» GIVEN REQUEST
Find the lines of data that contain the string "this", then list them.

» THE INPUT
Begin

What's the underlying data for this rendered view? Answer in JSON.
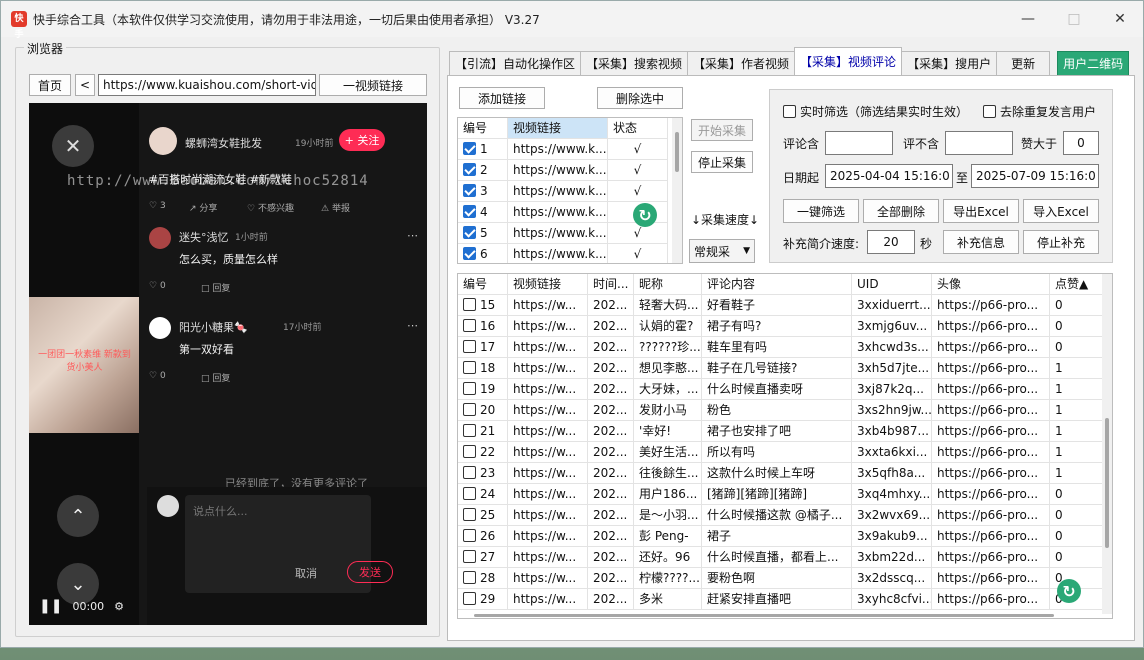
{
  "window": {
    "title": "快手综合工具（本软件仅供学习交流使用，请勿用于非法用途，一切后果由使用者承担） V3.27",
    "icon_label": "快手"
  },
  "browser": {
    "group_label": "浏览器",
    "home_label": "首页",
    "back_label": "<",
    "url_value": "https://www.kuaishou.com/short-vide",
    "go_label": "一视频链接",
    "overlay_url": "http://www.baoban.com/ichoc52814",
    "thumb_text": "一团团一秋素维 新款到货小美人",
    "time_label": "00:00",
    "comments": [
      {
        "name": "螺蛳湾女鞋批发",
        "time": "19小时前",
        "text": "#百搭时尚潮流女鞋 #新款鞋",
        "likes": "3",
        "share": "分享",
        "dislike": "不感兴趣",
        "report": "举报"
      },
      {
        "name": "迷失°浅忆",
        "time": "1小时前",
        "text": "怎么买，质量怎么样",
        "likes": "0",
        "reply": "回复"
      },
      {
        "name": "阳光小糖果🍬",
        "time": "17小时前",
        "text": "第一双好看",
        "likes": "0",
        "reply": "回复"
      }
    ],
    "follow_label": "+ 关注",
    "end_text": "已经到底了，没有更多评论了",
    "comment_placeholder": "说点什么...",
    "cancel_label": "取消",
    "send_label": "发送"
  },
  "tabs": [
    {
      "label": "【引流】自动化操作区",
      "active": false
    },
    {
      "label": "【采集】搜索视频",
      "active": false
    },
    {
      "label": "【采集】作者视频",
      "active": false
    },
    {
      "label": "【采集】视频评论",
      "active": true
    },
    {
      "label": "【采集】搜用户",
      "active": false
    },
    {
      "label": "更新",
      "active": false
    }
  ],
  "qr_button": "用户二维码",
  "video_list": {
    "add_label": "添加链接",
    "delete_label": "删除选中",
    "columns": [
      "编号",
      "视频链接",
      "状态"
    ],
    "rows": [
      {
        "no": "1",
        "link": "https://www.k...",
        "status": "√"
      },
      {
        "no": "2",
        "link": "https://www.k...",
        "status": "√"
      },
      {
        "no": "3",
        "link": "https://www.k...",
        "status": "√"
      },
      {
        "no": "4",
        "link": "https://www.k...",
        "status": "√"
      },
      {
        "no": "5",
        "link": "https://www.k...",
        "status": "√"
      },
      {
        "no": "6",
        "link": "https://www.k...",
        "status": "√"
      }
    ]
  },
  "controls": {
    "start_label": "开始采集",
    "stop_label": "停止采集",
    "speed_label": "↓采集速度↓",
    "speed_value": "常规采"
  },
  "filters": {
    "realtime_label": "实时筛选（筛选结果实时生效）",
    "dedupe_label": "去除重复发言用户",
    "include_label": "评论含",
    "exclude_label": "评不含",
    "likes_label": "赞大于",
    "likes_value": "0",
    "date_from_label": "日期起",
    "date_from": "2025-04-04 15:16:0",
    "date_to_label": "至",
    "date_to": "2025-07-09 15:16:0",
    "filter_label": "一键筛选",
    "delete_all_label": "全部删除",
    "export_label": "导出Excel",
    "import_label": "导入Excel",
    "speed_label": "补充简介速度:",
    "speed_value": "20",
    "speed_unit": "秒",
    "supplement_label": "补充信息",
    "stop_supplement_label": "停止补充"
  },
  "results": {
    "columns": [
      "编号",
      "视频链接",
      "时间...",
      "昵称",
      "评论内容",
      "UID",
      "头像",
      "点赞▲"
    ],
    "rows": [
      {
        "no": "15",
        "link": "https://w...",
        "time": "202...",
        "nick": "轻奢大码...",
        "content": "好看鞋子",
        "uid": "3xxiduerrt...",
        "avatar": "https://p66-pro...",
        "likes": "0"
      },
      {
        "no": "16",
        "link": "https://w...",
        "time": "202...",
        "nick": "认娟的霍?",
        "content": "裙子有吗?",
        "uid": "3xmjg6uv...",
        "avatar": "https://p66-pro...",
        "likes": "0"
      },
      {
        "no": "17",
        "link": "https://w...",
        "time": "202...",
        "nick": "??????珍...",
        "content": "鞋车里有吗",
        "uid": "3xhcwd3s...",
        "avatar": "https://p66-pro...",
        "likes": "0"
      },
      {
        "no": "18",
        "link": "https://w...",
        "time": "202...",
        "nick": "想见李憨...",
        "content": "鞋子在几号链接?",
        "uid": "3xh5d7jte...",
        "avatar": "https://p66-pro...",
        "likes": "1"
      },
      {
        "no": "19",
        "link": "https://w...",
        "time": "202...",
        "nick": "大牙妹，...",
        "content": "什么时候直播卖呀",
        "uid": "3xj87k2q...",
        "avatar": "https://p66-pro...",
        "likes": "1"
      },
      {
        "no": "20",
        "link": "https://w...",
        "time": "202...",
        "nick": "发财小马",
        "content": "粉色",
        "uid": "3xs2hn9jw...",
        "avatar": "https://p66-pro...",
        "likes": "1"
      },
      {
        "no": "21",
        "link": "https://w...",
        "time": "202...",
        "nick": "'幸好!",
        "content": "裙子也安排了吧",
        "uid": "3xb4b987...",
        "avatar": "https://p66-pro...",
        "likes": "1"
      },
      {
        "no": "22",
        "link": "https://w...",
        "time": "202...",
        "nick": "美好生活...",
        "content": "所以有吗",
        "uid": "3xxta6kxi...",
        "avatar": "https://p66-pro...",
        "likes": "1"
      },
      {
        "no": "23",
        "link": "https://w...",
        "time": "202...",
        "nick": "往後餘生...",
        "content": "这款什么时候上车呀",
        "uid": "3x5qfh8a...",
        "avatar": "https://p66-pro...",
        "likes": "1"
      },
      {
        "no": "24",
        "link": "https://w...",
        "time": "202...",
        "nick": "用户186...",
        "content": "[猪蹄][猪蹄][猪蹄]",
        "uid": "3xq4mhxy...",
        "avatar": "https://p66-pro...",
        "likes": "0"
      },
      {
        "no": "25",
        "link": "https://w...",
        "time": "202...",
        "nick": "是～小羽...",
        "content": "什么时候播这款 @橘子...",
        "uid": "3x2wvx69...",
        "avatar": "https://p66-pro...",
        "likes": "0"
      },
      {
        "no": "26",
        "link": "https://w...",
        "time": "202...",
        "nick": "彭 Peng-",
        "content": "裙子",
        "uid": "3x9akub9...",
        "avatar": "https://p66-pro...",
        "likes": "0"
      },
      {
        "no": "27",
        "link": "https://w...",
        "time": "202...",
        "nick": "还好。96",
        "content": "什么时候直播，都看上...",
        "uid": "3xbm22d...",
        "avatar": "https://p66-pro...",
        "likes": "0"
      },
      {
        "no": "28",
        "link": "https://w...",
        "time": "202...",
        "nick": "柠檬????...",
        "content": "要粉色啊",
        "uid": "3x2dsscq...",
        "avatar": "https://p66-pro...",
        "likes": "0"
      },
      {
        "no": "29",
        "link": "https://w...",
        "time": "202...",
        "nick": "多米",
        "content": "赶紧安排直播吧",
        "uid": "3xyhc8cfvi...",
        "avatar": "https://p66-pro...",
        "likes": "0"
      }
    ]
  }
}
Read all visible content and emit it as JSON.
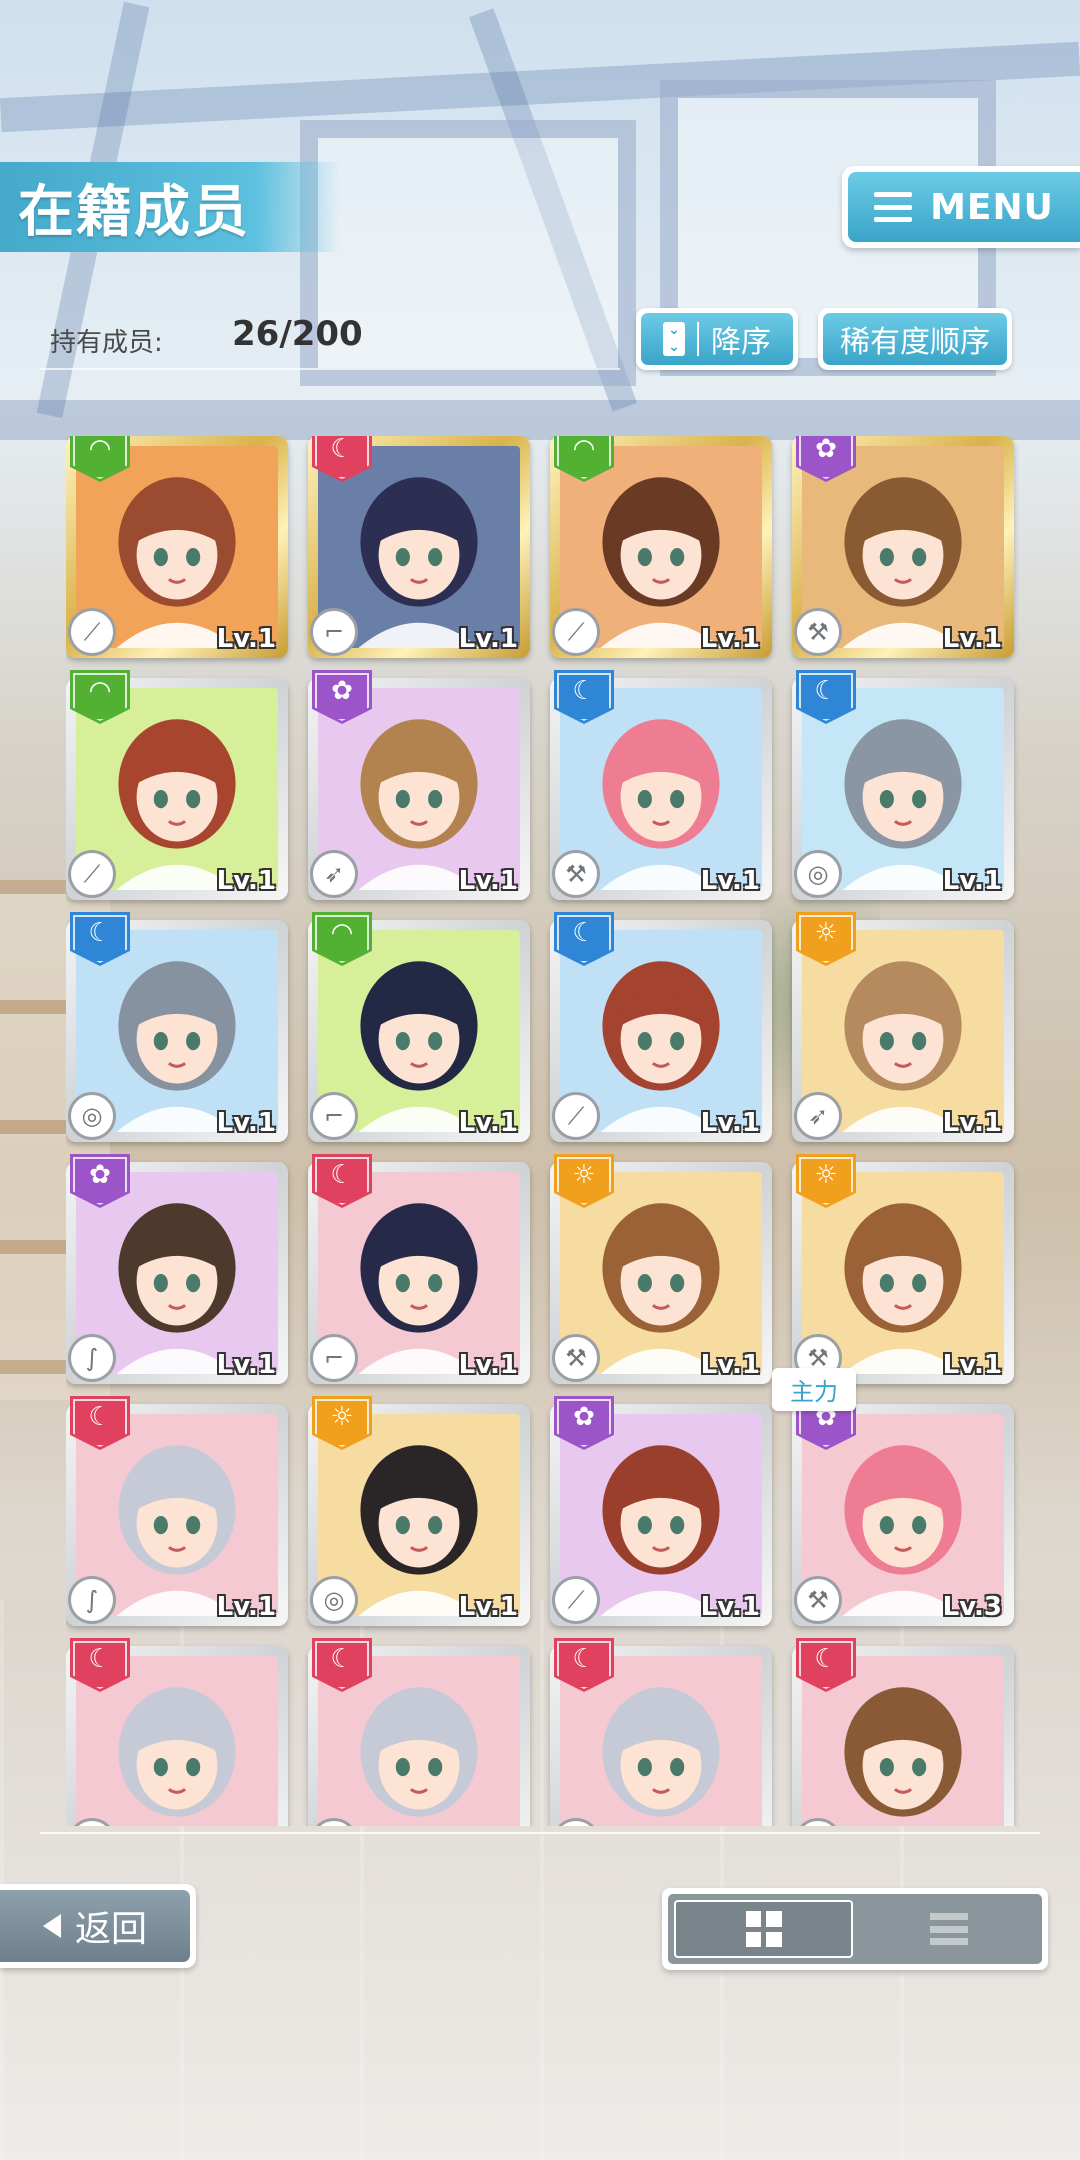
{
  "header": {
    "title": "在籍成员",
    "menu_label": "MENU"
  },
  "members": {
    "label": "持有成员:",
    "count": "26/200"
  },
  "sort": {
    "order_label": "降序",
    "criteria_label": "稀有度顺序"
  },
  "main_tag": "主力",
  "cards": [
    {
      "attr": "green",
      "frame": "gold",
      "weapon": "sword",
      "lv": "Lv.1",
      "hair": "#9a4b30",
      "bg": "#f2a35a"
    },
    {
      "attr": "red",
      "frame": "gold",
      "weapon": "gun",
      "lv": "Lv.1",
      "hair": "#2c2f52",
      "bg": "#6a7fa8"
    },
    {
      "attr": "green",
      "frame": "gold",
      "weapon": "sword",
      "lv": "Lv.1",
      "hair": "#6b3a25",
      "bg": "#f0b07a"
    },
    {
      "attr": "purple",
      "frame": "gold",
      "weapon": "hammer",
      "lv": "Lv.1",
      "hair": "#8a5a32",
      "bg": "#e9b97c"
    },
    {
      "attr": "green",
      "frame": "silver",
      "weapon": "sword",
      "lv": "Lv.1",
      "hair": "#a8452e",
      "bg": "#d8ef9a"
    },
    {
      "attr": "purple",
      "frame": "silver",
      "weapon": "lance",
      "lv": "Lv.1",
      "hair": "#b2834f",
      "bg": "#e8c8ef"
    },
    {
      "attr": "blue",
      "frame": "silver",
      "weapon": "hammer",
      "lv": "Lv.1",
      "hair": "#ef7d92",
      "bg": "#bfe0f5"
    },
    {
      "attr": "blue",
      "frame": "silver",
      "weapon": "shield",
      "lv": "Lv.1",
      "hair": "#8a96a3",
      "bg": "#c5e6f6"
    },
    {
      "attr": "blue",
      "frame": "silver",
      "weapon": "shield",
      "lv": "Lv.1",
      "hair": "#8792a0",
      "bg": "#bfe0f5"
    },
    {
      "attr": "green",
      "frame": "silver",
      "weapon": "gun",
      "lv": "Lv.1",
      "hair": "#232845",
      "bg": "#d8ef9a"
    },
    {
      "attr": "blue",
      "frame": "silver",
      "weapon": "sword",
      "lv": "Lv.1",
      "hair": "#a4432f",
      "bg": "#bfe0f5"
    },
    {
      "attr": "orange",
      "frame": "silver",
      "weapon": "lance",
      "lv": "Lv.1",
      "hair": "#b48a5e",
      "bg": "#f6dca0"
    },
    {
      "attr": "purple",
      "frame": "silver",
      "weapon": "whip",
      "lv": "Lv.1",
      "hair": "#4e3a2c",
      "bg": "#e8c8ef"
    },
    {
      "attr": "red",
      "frame": "silver",
      "weapon": "gun",
      "lv": "Lv.1",
      "hair": "#262a48",
      "bg": "#f5c9d2"
    },
    {
      "attr": "orange",
      "frame": "silver",
      "weapon": "hammer",
      "lv": "Lv.1",
      "hair": "#9a6236",
      "bg": "#f6dca0"
    },
    {
      "attr": "orange",
      "frame": "silver",
      "weapon": "hammer",
      "lv": "Lv.1",
      "hair": "#9a6236",
      "bg": "#f6dca0"
    },
    {
      "attr": "pink",
      "frame": "silver",
      "weapon": "whip",
      "lv": "Lv.1",
      "hair": "#c6cad6",
      "bg": "#f5c9d2"
    },
    {
      "attr": "orange",
      "frame": "silver",
      "weapon": "shield",
      "lv": "Lv.1",
      "hair": "#2a2628",
      "bg": "#f6dca0"
    },
    {
      "attr": "purple",
      "frame": "silver",
      "weapon": "sword",
      "lv": "Lv.1",
      "hair": "#9a3f2c",
      "bg": "#e8c8ef"
    },
    {
      "attr": "purple",
      "frame": "silver",
      "weapon": "hammer",
      "lv": "Lv.3",
      "hair": "#ee7c93",
      "bg": "#f5c9d2",
      "main": true
    },
    {
      "attr": "pink",
      "frame": "silver",
      "weapon": "whip",
      "lv": "",
      "hair": "#c6cad6",
      "bg": "#f5c9d2"
    },
    {
      "attr": "pink",
      "frame": "silver",
      "weapon": "whip",
      "lv": "",
      "hair": "#c6cad6",
      "bg": "#f5c9d2"
    },
    {
      "attr": "pink",
      "frame": "silver",
      "weapon": "whip",
      "lv": "",
      "hair": "#c6cad6",
      "bg": "#f5c9d2"
    },
    {
      "attr": "pink",
      "frame": "silver",
      "weapon": "whip",
      "lv": "",
      "hair": "#8a5a36",
      "bg": "#f5c9d2"
    }
  ],
  "footer": {
    "back_label": "返回"
  },
  "view_toggle": {
    "active": "grid-view"
  }
}
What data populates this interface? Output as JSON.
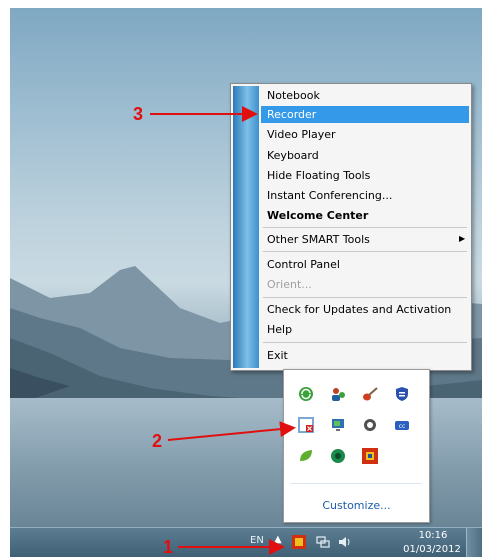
{
  "menu": {
    "items": [
      {
        "label": "Notebook"
      },
      {
        "label": "Recorder"
      },
      {
        "label": "Video Player"
      },
      {
        "label": "Keyboard"
      },
      {
        "label": "Hide Floating Tools"
      },
      {
        "label": "Instant Conferencing..."
      },
      {
        "label": "Welcome Center"
      },
      {
        "label": "Other SMART Tools"
      },
      {
        "label": "Control Panel"
      },
      {
        "label": "Orient..."
      },
      {
        "label": "Check for Updates and Activation"
      },
      {
        "label": "Help"
      },
      {
        "label": "Exit"
      }
    ],
    "highlight_color": "#3399e8"
  },
  "tray": {
    "customize_label": "Customize..."
  },
  "taskbar": {
    "language": "EN",
    "time": "10:16",
    "date": "01/03/2012"
  },
  "annotations": {
    "step1": "1",
    "step2": "2",
    "step3": "3",
    "color": "#e01010"
  }
}
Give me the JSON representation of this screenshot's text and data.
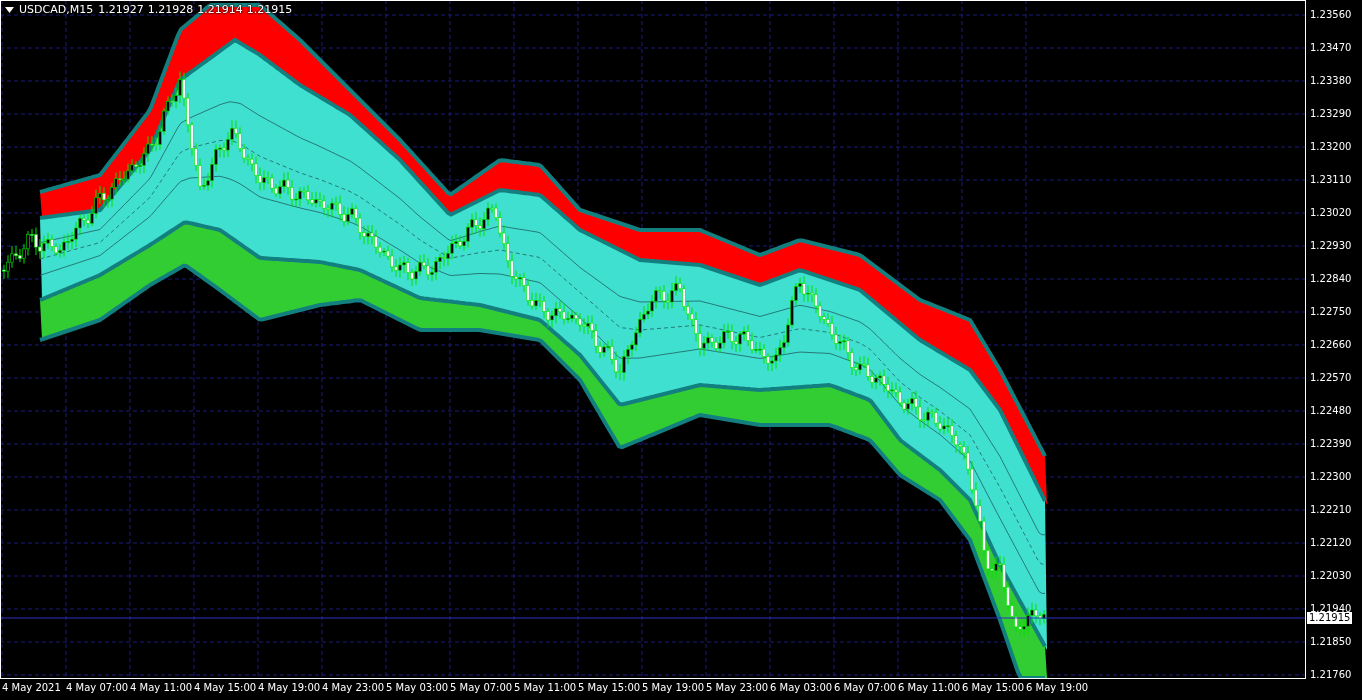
{
  "header": {
    "symbol": "USDCAD,M15",
    "quotes": [
      "1.21927",
      "1.21928",
      "1.21914",
      "1.21915"
    ]
  },
  "price_axis": {
    "labels": [
      "1.23560",
      "1.23470",
      "1.23380",
      "1.23290",
      "1.23200",
      "1.23110",
      "1.23020",
      "1.22930",
      "1.22840",
      "1.22750",
      "1.22660",
      "1.22570",
      "1.22480",
      "1.22390",
      "1.22300",
      "1.22210",
      "1.22120",
      "1.22030",
      "1.21940",
      "1.21850",
      "1.21760"
    ],
    "current_price": "1.21915"
  },
  "time_axis": {
    "labels": [
      "4 May 2021",
      "4 May 07:00",
      "4 May 11:00",
      "4 May 15:00",
      "4 May 19:00",
      "4 May 23:00",
      "5 May 03:00",
      "5 May 07:00",
      "5 May 11:00",
      "5 May 15:00",
      "5 May 19:00",
      "5 May 23:00",
      "6 May 03:00",
      "6 May 07:00",
      "6 May 11:00",
      "6 May 15:00",
      "6 May 19:00"
    ]
  }
}
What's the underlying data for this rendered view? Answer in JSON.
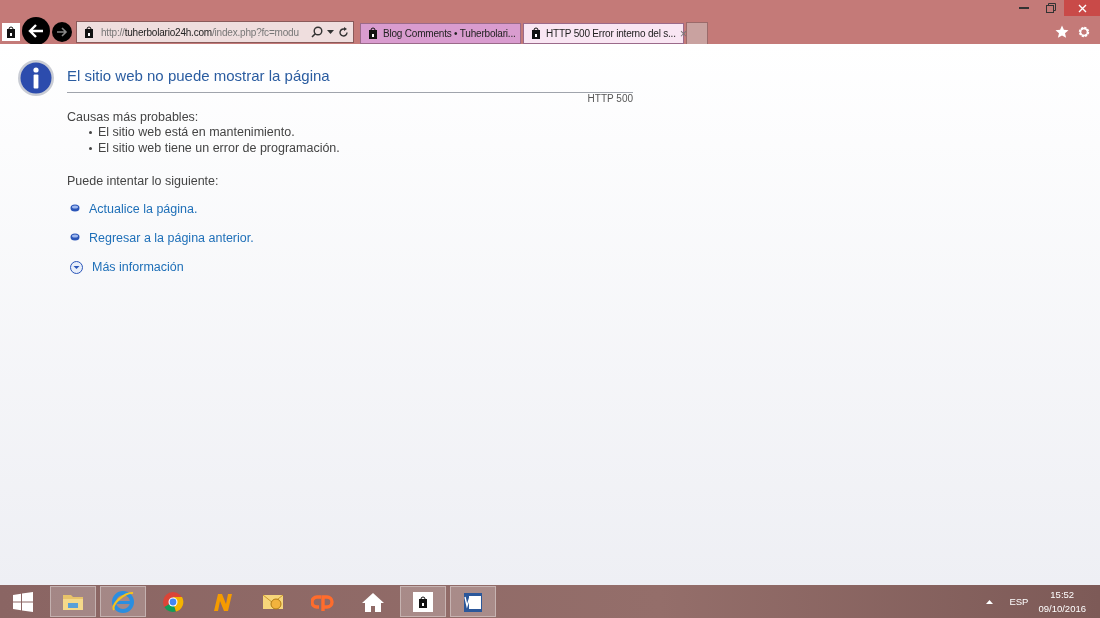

End

» IN RESPONSE
What's the underlying data for this rendered view? Answer in JSON.
What data populates this interface? Output as JSON.
Give me the JSON representation of this screenshot's text and data.
What's the underlying data for this rendered view? Answer in JSON.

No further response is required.